Collected data
------------------------------------------------------------------------

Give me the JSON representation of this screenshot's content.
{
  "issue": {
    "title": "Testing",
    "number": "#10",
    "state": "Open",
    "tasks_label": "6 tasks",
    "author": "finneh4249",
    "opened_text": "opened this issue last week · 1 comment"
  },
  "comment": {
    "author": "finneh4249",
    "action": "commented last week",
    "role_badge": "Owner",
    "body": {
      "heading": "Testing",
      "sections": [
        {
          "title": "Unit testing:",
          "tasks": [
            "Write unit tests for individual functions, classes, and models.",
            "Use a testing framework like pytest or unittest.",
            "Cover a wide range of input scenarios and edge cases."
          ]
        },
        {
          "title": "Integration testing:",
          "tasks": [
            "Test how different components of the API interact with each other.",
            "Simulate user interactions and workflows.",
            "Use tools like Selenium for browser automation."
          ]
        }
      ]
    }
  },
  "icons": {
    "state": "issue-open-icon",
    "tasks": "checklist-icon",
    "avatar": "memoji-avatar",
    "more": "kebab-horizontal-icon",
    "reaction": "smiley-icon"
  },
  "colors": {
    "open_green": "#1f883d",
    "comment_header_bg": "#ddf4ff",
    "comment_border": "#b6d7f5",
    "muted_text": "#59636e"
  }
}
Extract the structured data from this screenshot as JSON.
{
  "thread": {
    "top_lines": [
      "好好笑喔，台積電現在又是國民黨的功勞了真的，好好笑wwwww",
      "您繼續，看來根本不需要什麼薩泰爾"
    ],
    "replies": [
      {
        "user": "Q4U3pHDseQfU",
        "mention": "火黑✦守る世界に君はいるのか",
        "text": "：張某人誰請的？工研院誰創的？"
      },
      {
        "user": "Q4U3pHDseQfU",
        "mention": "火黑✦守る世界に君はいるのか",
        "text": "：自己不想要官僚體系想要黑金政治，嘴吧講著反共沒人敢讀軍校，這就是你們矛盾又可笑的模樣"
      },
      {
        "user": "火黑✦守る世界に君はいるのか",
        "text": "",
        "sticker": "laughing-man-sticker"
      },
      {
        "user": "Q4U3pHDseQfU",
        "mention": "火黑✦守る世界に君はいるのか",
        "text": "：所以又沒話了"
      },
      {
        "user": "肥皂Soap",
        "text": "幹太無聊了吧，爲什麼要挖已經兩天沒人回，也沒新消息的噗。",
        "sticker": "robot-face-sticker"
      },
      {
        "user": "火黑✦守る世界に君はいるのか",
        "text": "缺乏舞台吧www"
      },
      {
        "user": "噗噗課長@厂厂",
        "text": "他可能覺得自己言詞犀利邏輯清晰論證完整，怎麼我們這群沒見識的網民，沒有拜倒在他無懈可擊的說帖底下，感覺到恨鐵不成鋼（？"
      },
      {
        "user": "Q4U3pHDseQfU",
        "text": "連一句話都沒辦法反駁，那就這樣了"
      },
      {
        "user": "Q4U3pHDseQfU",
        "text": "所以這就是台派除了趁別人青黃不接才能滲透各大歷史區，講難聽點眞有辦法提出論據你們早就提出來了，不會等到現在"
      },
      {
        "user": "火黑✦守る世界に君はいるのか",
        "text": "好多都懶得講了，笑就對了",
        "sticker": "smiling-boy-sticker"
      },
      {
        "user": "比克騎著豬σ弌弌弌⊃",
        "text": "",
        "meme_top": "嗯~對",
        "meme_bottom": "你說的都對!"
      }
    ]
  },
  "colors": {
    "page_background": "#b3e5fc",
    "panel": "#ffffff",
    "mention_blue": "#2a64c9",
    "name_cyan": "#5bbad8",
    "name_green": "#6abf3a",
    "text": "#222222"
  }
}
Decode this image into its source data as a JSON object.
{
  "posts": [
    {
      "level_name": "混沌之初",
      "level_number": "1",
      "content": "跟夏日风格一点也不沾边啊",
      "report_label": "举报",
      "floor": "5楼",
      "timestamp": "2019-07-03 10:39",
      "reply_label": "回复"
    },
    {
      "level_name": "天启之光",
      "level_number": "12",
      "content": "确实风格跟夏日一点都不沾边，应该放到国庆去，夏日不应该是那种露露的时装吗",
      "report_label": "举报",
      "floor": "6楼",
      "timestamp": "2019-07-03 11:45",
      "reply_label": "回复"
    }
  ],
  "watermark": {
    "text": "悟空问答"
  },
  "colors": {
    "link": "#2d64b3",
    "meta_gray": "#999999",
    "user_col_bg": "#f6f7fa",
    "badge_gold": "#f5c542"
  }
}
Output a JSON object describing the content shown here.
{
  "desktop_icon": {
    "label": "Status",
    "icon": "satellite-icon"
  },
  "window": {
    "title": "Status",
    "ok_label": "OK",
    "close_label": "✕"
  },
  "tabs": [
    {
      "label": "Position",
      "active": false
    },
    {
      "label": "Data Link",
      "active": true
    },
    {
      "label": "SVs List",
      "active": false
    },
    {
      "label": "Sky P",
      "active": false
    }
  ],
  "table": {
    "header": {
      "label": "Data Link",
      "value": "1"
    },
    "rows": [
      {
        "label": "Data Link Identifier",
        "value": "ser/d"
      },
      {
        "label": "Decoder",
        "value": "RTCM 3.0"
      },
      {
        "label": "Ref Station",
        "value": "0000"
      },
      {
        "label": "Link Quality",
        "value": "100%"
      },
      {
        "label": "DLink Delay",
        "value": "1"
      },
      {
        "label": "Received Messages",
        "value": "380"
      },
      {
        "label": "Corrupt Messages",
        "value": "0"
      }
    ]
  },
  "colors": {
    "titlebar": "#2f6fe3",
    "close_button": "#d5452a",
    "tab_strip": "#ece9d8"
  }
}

------------------------------------------------------------------------

- [Set problem]: Return the entries in full, keeping every line exactly as it is.

- [Reply]:
Give me the JSON representation of this screenshot's content.
{
  "issue": {
    "title": "Testing",
    "number": "#10",
    "state": "Open",
    "tasks_label": "6 tasks",
    "author": "finneh4249",
    "opened_text": "opened this issue last week · 1 comment"
  },
  "comment": {
    "author": "finneh4249",
    "action": "commented last week",
    "role_badge": "Owner",
    "body": {
      "heading": "Testing",
      "sections": [
        {
          "title": "Unit testing:",
          "tasks": [
            "Write unit tests for individual functions, classes, and models.",
            "Use a testing framework like pytest or unittest.",
            "Cover a wide range of input scenarios and edge cases."
          ]
        },
        {
          "title": "Integration testing:",
          "tasks": [
            "Test how different components of the API interact with each other.",
            "Simulate user interactions and workflows.",
            "Use tools like Selenium for browser automation."
          ]
        }
      ]
    }
  },
  "icons": {
    "state": "issue-open-icon",
    "tasks": "checklist-icon",
    "avatar": "memoji-avatar",
    "more": "kebab-horizontal-icon",
    "reaction": "smiley-icon"
  },
  "colors": {
    "open_green": "#1f883d",
    "comment_header_bg": "#ddf4ff",
    "comment_border": "#b6d7f5",
    "muted_text": "#59636e"
  }
}
Extract the structured data from this screenshot as JSON.
{
  "thread": {
    "top_lines": [
      "好好笑喔，台積電現在又是國民黨的功勞了真的，好好笑wwwww",
      "您繼續，看來根本不需要什麼薩泰爾"
    ],
    "replies": [
      {
        "user": "Q4U3pHDseQfU",
        "mention": "火黑✦守る世界に君はいるのか",
        "text": "：張某人誰請的？工研院誰創的？"
      },
      {
        "user": "Q4U3pHDseQfU",
        "mention": "火黑✦守る世界に君はいるのか",
        "text": "：自己不想要官僚體系想要黑金政治，嘴吧講著反共沒人敢讀軍校，這就是你們矛盾又可笑的模樣"
      },
      {
        "user": "火黑✦守る世界に君はいるのか",
        "text": "",
        "sticker": "laughing-man-sticker"
      },
      {
        "user": "Q4U3pHDseQfU",
        "mention": "火黑✦守る世界に君はいるのか",
        "text": "：所以又沒話了"
      },
      {
        "user": "肥皂Soap",
        "text": "幹太無聊了吧，爲什麼要挖已經兩天沒人回，也沒新消息的噗。",
        "sticker": "robot-face-sticker"
      },
      {
        "user": "火黑✦守る世界に君はいるのか",
        "text": "缺乏舞台吧www"
      },
      {
        "user": "噗噗課長@厂厂",
        "text": "他可能覺得自己言詞犀利邏輯清晰論證完整，怎麼我們這群沒見識的網民，沒有拜倒在他無懈可擊的說帖底下，感覺到恨鐵不成鋼（？"
      },
      {
        "user": "Q4U3pHDseQfU",
        "text": "連一句話都沒辦法反駁，那就這樣了"
      },
      {
        "user": "Q4U3pHDseQfU",
        "text": "所以這就是台派除了趁別人青黃不接才能滲透各大歷史區，講難聽點眞有辦法提出論據你們早就提出來了，不會等到現在"
      },
      {
        "user": "火黑✦守る世界に君はいるのか",
        "text": "好多都懶得講了，笑就對了",
        "sticker": "smiling-boy-sticker"
      },
      {
        "user": "比克騎著豬σ弌弌弌⊃",
        "text": "",
        "meme_top": "嗯~對",
        "meme_bottom": "你說的都對!"
      }
    ]
  },
  "colors": {
    "page_background": "#b3e5fc",
    "panel": "#ffffff",
    "mention_blue": "#2a64c9",
    "name_cyan": "#5bbad8",
    "name_green": "#6abf3a",
    "text": "#222222"
  }
}
Decode this image into its source data as a JSON object.
{
  "posts": [
    {
      "level_name": "混沌之初",
      "level_number": "1",
      "content": "跟夏日风格一点也不沾边啊",
      "report_label": "举报",
      "floor": "5楼",
      "timestamp": "2019-07-03 10:39",
      "reply_label": "回复"
    },
    {
      "level_name": "天启之光",
      "level_number": "12",
      "content": "确实风格跟夏日一点都不沾边，应该放到国庆去，夏日不应该是那种露露的时装吗",
      "report_label": "举报",
      "floor": "6楼",
      "timestamp": "2019-07-03 11:45",
      "reply_label": "回复"
    }
  ],
  "watermark": {
    "text": "悟空问答"
  },
  "colors": {
    "link": "#2d64b3",
    "meta_gray": "#999999",
    "user_col_bg": "#f6f7fa",
    "badge_gold": "#f5c542"
  }
}
Output a JSON object describing the content shown here.
{
  "desktop_icon": {
    "label": "Status",
    "icon": "satellite-icon"
  },
  "window": {
    "title": "Status",
    "ok_label": "OK",
    "close_label": "✕"
  },
  "tabs": [
    {
      "label": "Position",
      "active": false
    },
    {
      "label": "Data Link",
      "active": true
    },
    {
      "label": "SVs List",
      "active": false
    },
    {
      "label": "Sky P",
      "active": false
    }
  ],
  "table": {
    "header": {
      "label": "Data Link",
      "value": "1"
    },
    "rows": [
      {
        "label": "Data Link Identifier",
        "value": "ser/d"
      },
      {
        "label": "Decoder",
        "value": "RTCM 3.0"
      },
      {
        "label": "Ref Station",
        "value": "0000"
      },
      {
        "label": "Link Quality",
        "value": "100%"
      },
      {
        "label": "DLink Delay",
        "value": "1"
      },
      {
        "label": "Received Messages",
        "value": "380"
      },
      {
        "label": "Corrupt Messages",
        "value": "0"
      }
    ]
  },
  "colors": {
    "titlebar": "#2f6fe3",
    "close_button": "#d5452a",
    "tab_strip": "#ece9d8"
  }
}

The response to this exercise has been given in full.